++++ Task data
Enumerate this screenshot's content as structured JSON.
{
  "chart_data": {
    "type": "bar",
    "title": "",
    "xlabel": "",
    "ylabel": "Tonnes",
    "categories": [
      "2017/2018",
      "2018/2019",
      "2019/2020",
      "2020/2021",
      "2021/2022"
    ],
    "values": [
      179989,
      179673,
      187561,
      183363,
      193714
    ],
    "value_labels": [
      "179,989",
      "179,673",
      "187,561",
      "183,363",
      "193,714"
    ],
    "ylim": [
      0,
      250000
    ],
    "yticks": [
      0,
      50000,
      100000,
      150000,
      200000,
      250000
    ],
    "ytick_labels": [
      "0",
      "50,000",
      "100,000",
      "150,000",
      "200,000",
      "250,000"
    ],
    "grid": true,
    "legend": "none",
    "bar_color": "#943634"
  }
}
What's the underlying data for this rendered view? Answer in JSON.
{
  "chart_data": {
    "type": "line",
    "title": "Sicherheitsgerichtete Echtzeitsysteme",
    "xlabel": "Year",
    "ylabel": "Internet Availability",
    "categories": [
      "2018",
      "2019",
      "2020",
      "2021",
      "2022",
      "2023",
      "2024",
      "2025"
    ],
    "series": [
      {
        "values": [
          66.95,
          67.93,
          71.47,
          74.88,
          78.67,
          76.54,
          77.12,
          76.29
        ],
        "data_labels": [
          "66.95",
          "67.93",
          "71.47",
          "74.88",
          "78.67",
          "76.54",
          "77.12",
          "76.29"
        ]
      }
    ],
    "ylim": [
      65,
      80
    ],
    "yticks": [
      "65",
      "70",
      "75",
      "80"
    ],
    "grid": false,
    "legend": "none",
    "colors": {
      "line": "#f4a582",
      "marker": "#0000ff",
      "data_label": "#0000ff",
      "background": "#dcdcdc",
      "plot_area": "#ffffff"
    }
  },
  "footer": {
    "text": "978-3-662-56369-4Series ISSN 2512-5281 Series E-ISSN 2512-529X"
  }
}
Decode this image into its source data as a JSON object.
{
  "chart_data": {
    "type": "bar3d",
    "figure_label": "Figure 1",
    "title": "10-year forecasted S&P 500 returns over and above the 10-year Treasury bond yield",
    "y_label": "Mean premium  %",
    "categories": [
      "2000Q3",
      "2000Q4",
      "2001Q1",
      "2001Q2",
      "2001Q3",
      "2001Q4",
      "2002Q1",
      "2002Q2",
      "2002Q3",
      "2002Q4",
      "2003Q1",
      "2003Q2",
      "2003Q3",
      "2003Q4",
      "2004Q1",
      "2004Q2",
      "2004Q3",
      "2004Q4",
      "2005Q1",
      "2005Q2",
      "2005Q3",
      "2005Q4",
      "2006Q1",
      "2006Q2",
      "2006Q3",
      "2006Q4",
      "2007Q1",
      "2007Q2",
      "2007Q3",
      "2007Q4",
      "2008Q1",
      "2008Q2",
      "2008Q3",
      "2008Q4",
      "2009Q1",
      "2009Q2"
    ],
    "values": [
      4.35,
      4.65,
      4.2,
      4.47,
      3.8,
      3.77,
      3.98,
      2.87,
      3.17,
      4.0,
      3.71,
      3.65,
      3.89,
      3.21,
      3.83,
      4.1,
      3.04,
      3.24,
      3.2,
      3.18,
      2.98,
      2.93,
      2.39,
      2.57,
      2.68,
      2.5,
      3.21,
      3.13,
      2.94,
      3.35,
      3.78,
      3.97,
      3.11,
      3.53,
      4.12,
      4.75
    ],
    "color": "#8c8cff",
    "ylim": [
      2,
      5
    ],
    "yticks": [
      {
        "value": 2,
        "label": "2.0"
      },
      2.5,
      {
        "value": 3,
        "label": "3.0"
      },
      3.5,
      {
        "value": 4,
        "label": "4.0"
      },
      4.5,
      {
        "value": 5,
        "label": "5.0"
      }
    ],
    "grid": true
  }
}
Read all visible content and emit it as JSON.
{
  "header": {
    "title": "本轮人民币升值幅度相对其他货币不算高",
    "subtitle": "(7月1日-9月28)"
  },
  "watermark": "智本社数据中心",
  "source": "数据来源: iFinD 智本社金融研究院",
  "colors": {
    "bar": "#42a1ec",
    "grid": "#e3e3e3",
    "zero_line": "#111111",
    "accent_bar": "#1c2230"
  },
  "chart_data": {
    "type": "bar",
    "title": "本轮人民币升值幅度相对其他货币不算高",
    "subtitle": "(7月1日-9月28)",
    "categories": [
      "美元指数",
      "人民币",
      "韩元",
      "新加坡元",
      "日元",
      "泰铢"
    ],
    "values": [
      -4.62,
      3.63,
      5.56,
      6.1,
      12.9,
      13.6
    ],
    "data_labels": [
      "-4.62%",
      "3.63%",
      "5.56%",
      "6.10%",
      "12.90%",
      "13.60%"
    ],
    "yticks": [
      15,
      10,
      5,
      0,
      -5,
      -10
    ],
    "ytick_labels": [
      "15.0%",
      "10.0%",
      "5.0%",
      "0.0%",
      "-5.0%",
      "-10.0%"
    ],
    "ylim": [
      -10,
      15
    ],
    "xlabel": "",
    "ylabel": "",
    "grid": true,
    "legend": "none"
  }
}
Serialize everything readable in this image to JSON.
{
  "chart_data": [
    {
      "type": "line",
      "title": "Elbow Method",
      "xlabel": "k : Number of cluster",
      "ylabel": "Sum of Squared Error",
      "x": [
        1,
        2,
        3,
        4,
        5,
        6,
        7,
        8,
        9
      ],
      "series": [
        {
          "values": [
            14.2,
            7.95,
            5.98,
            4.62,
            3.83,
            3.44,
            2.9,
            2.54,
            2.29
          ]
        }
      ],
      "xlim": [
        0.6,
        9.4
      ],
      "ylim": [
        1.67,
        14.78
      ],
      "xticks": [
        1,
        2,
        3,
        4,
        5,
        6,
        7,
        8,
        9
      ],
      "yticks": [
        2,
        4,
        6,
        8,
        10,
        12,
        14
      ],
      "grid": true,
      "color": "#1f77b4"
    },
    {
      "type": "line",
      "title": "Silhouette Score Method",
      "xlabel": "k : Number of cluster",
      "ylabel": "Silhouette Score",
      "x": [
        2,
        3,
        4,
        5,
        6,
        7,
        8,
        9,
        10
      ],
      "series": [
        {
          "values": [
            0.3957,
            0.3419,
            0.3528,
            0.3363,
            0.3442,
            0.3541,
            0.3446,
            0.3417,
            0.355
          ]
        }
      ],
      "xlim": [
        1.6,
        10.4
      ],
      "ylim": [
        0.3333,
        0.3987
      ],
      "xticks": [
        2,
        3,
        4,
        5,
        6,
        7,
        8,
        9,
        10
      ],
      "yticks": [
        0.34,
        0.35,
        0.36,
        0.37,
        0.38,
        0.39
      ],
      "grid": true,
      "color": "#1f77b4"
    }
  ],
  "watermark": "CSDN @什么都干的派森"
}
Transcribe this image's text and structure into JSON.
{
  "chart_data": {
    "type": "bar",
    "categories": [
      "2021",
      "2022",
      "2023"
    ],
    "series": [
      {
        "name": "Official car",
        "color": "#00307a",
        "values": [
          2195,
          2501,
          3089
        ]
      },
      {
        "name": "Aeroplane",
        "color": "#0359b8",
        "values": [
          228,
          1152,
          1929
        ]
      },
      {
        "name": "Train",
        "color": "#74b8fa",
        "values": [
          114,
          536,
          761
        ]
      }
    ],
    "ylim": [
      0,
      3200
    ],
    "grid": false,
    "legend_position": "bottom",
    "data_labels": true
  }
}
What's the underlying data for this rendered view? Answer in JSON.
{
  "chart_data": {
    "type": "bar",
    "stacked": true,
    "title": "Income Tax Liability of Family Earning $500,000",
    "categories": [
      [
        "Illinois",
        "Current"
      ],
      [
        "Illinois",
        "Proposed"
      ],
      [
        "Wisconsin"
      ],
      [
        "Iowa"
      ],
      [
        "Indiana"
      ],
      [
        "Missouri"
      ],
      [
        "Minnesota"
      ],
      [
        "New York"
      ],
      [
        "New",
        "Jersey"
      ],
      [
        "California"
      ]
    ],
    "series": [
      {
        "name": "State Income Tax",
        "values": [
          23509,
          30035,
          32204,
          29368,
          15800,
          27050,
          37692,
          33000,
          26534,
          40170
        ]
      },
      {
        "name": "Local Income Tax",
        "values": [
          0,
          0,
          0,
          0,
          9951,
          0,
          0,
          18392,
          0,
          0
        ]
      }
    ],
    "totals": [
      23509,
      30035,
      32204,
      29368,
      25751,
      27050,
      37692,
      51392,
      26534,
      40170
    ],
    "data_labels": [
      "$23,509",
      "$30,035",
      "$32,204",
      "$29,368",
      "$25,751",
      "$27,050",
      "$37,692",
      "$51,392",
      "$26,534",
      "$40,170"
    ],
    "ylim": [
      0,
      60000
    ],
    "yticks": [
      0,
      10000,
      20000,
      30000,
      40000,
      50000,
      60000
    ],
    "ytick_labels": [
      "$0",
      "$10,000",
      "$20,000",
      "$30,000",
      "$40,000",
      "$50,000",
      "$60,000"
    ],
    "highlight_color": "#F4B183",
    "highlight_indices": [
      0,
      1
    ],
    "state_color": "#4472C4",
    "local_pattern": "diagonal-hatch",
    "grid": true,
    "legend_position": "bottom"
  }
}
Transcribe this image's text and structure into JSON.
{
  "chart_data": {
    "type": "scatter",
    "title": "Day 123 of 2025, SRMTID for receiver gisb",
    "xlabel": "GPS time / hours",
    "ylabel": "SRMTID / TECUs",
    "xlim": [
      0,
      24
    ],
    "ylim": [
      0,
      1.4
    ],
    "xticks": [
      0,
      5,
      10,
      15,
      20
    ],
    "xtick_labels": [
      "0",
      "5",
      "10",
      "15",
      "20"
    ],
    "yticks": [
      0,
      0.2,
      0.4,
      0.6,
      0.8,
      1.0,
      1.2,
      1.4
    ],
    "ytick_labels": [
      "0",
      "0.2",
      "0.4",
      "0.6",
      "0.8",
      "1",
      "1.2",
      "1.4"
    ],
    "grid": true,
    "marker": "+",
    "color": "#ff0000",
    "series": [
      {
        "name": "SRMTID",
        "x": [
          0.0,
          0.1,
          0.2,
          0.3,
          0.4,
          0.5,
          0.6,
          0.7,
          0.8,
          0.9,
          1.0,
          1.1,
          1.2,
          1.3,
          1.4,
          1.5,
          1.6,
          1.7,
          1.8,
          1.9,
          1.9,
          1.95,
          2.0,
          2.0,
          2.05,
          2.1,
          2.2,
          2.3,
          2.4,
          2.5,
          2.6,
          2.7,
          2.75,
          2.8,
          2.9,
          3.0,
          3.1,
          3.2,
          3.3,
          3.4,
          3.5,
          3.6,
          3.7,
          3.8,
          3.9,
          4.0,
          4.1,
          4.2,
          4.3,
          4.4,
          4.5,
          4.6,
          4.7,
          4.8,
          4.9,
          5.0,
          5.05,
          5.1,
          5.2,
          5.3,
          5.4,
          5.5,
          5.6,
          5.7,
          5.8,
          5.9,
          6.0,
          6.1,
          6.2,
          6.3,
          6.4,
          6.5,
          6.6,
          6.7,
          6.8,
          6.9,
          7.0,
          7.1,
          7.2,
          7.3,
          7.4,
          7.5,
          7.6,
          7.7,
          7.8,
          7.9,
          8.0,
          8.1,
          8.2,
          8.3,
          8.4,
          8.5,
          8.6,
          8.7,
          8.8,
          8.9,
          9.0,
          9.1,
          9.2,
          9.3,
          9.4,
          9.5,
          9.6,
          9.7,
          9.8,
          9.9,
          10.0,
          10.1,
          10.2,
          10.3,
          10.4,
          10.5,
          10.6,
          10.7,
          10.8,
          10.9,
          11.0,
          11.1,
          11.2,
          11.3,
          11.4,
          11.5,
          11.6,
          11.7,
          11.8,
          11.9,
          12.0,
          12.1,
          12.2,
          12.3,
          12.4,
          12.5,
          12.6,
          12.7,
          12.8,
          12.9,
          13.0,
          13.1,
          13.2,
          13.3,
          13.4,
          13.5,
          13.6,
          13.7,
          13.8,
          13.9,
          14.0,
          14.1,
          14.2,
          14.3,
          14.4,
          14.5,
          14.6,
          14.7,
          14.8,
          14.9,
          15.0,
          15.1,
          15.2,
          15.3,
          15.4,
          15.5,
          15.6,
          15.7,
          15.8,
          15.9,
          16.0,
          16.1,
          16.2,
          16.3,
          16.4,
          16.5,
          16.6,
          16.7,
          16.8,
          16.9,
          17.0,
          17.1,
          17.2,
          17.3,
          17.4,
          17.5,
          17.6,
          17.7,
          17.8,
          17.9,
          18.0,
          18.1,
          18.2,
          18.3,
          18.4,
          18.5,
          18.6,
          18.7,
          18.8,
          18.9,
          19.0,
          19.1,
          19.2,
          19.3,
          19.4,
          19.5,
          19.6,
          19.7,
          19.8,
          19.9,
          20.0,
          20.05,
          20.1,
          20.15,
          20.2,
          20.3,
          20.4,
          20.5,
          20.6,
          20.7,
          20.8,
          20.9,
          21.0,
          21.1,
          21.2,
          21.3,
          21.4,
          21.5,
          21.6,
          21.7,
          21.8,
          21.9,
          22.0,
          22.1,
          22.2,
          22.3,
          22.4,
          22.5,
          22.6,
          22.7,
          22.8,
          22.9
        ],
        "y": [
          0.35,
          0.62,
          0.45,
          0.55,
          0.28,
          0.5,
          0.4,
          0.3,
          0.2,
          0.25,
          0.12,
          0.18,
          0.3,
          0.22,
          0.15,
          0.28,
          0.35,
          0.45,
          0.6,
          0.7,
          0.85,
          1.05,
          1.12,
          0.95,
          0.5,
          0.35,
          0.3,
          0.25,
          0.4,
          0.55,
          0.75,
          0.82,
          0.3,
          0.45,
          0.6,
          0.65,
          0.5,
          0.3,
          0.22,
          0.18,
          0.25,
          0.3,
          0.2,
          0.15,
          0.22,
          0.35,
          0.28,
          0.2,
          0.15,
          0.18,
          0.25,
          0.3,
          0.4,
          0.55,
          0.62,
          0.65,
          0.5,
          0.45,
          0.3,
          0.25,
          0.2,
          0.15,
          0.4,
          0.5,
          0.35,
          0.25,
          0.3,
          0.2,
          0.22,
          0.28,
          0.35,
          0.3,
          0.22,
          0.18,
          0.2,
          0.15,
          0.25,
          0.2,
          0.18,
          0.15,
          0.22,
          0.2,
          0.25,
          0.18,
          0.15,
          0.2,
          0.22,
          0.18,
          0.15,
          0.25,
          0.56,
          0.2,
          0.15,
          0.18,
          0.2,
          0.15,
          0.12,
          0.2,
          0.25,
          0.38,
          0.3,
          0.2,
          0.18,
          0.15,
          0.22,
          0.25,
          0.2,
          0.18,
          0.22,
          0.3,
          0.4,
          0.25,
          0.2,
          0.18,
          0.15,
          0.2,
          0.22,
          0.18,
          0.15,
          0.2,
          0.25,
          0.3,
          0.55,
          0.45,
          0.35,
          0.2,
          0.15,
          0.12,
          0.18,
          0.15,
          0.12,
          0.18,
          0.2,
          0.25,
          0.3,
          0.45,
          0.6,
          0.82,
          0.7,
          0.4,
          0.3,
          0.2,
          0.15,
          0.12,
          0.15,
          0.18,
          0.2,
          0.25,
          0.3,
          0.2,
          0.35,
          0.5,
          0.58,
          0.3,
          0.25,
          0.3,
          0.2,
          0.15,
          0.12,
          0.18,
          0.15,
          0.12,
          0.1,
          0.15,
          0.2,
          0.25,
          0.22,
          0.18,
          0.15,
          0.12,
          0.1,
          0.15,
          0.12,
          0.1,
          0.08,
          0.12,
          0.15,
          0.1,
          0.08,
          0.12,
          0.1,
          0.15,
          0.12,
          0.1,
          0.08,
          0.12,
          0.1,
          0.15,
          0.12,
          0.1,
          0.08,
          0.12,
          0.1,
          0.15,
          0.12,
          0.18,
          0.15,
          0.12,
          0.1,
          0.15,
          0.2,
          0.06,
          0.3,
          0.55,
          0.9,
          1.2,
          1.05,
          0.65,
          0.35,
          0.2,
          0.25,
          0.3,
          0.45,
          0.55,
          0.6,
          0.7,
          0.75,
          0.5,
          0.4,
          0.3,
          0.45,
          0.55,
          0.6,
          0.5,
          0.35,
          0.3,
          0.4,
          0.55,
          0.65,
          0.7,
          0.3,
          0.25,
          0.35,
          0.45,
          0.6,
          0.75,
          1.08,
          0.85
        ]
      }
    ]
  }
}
++++++++
● **Task to carry out**:
Make a copy of each line that contains the string "Silhouette".

● **Final result**:
      "title": "Silhouette Score Method",
      "ylabel": "Silhouette Score",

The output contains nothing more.